— START OF Record set —

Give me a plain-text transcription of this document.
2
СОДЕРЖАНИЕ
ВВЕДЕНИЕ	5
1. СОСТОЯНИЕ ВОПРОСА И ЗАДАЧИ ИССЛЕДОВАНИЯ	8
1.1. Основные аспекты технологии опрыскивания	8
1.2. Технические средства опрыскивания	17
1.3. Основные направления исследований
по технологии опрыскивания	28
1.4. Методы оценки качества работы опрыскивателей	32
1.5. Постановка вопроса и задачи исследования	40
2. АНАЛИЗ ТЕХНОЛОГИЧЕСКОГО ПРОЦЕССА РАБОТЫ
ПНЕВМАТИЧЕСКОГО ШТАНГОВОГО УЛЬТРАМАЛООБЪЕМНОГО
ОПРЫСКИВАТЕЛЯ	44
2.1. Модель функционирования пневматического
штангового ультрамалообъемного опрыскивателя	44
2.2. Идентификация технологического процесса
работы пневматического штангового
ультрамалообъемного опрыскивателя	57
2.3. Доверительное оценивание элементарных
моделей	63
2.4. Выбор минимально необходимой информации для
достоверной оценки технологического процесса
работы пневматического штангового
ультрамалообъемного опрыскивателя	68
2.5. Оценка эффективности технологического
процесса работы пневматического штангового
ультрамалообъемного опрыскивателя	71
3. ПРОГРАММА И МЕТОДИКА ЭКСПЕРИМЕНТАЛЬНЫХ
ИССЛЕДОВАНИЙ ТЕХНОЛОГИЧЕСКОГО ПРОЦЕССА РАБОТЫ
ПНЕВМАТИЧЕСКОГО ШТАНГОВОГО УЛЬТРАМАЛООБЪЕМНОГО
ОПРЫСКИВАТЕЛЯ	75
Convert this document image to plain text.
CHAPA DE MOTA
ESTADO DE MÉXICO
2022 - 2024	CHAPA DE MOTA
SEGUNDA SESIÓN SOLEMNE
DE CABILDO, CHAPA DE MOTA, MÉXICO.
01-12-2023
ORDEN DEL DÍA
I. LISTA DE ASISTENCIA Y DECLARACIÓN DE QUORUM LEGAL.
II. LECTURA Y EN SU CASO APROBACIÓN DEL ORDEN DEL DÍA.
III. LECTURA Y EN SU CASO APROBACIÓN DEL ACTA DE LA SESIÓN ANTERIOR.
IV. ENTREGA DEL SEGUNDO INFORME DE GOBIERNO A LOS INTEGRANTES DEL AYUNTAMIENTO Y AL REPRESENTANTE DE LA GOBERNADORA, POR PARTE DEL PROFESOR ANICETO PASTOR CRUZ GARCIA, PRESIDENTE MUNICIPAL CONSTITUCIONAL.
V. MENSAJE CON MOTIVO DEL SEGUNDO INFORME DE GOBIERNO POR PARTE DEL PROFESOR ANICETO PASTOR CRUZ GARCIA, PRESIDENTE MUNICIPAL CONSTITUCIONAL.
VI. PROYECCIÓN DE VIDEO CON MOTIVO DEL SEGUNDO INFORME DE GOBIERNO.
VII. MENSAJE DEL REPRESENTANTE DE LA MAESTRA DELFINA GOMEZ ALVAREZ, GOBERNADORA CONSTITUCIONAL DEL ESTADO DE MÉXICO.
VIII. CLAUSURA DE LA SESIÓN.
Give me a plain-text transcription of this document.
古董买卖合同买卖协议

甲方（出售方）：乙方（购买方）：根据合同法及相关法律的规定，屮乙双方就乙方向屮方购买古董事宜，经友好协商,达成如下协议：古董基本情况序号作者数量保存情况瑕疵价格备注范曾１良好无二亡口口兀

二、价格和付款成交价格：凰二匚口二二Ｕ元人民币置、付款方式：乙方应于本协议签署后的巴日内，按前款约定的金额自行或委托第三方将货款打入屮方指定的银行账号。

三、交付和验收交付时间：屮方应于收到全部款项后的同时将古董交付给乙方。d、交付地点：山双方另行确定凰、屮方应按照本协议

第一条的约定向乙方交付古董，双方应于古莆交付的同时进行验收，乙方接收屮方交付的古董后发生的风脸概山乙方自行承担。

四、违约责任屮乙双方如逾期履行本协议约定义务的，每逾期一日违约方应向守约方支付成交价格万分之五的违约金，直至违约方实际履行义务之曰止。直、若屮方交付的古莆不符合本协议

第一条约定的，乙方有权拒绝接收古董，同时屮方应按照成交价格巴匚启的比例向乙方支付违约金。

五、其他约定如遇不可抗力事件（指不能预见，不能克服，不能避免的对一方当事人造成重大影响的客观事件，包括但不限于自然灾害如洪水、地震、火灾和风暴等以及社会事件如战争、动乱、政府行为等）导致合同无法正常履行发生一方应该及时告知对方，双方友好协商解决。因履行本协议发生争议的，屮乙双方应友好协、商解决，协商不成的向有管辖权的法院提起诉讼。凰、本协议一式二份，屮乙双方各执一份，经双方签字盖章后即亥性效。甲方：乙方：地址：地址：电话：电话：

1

— END OF Record set —

◆ **Given problem**
Collect the lines of the data that carry the word "MÉXICO".

◆ **Full answer**
ESTADO DE MÉXICO
DE CABILDO, CHAPA DE MOTA, MÉXICO.
VII. MENSAJE DEL REPRESENTANTE DE LA MAESTRA DELFINA GOMEZ ALVAREZ, GOBERNADORA CONSTITUCIONAL DEL ESTADO DE MÉXICO.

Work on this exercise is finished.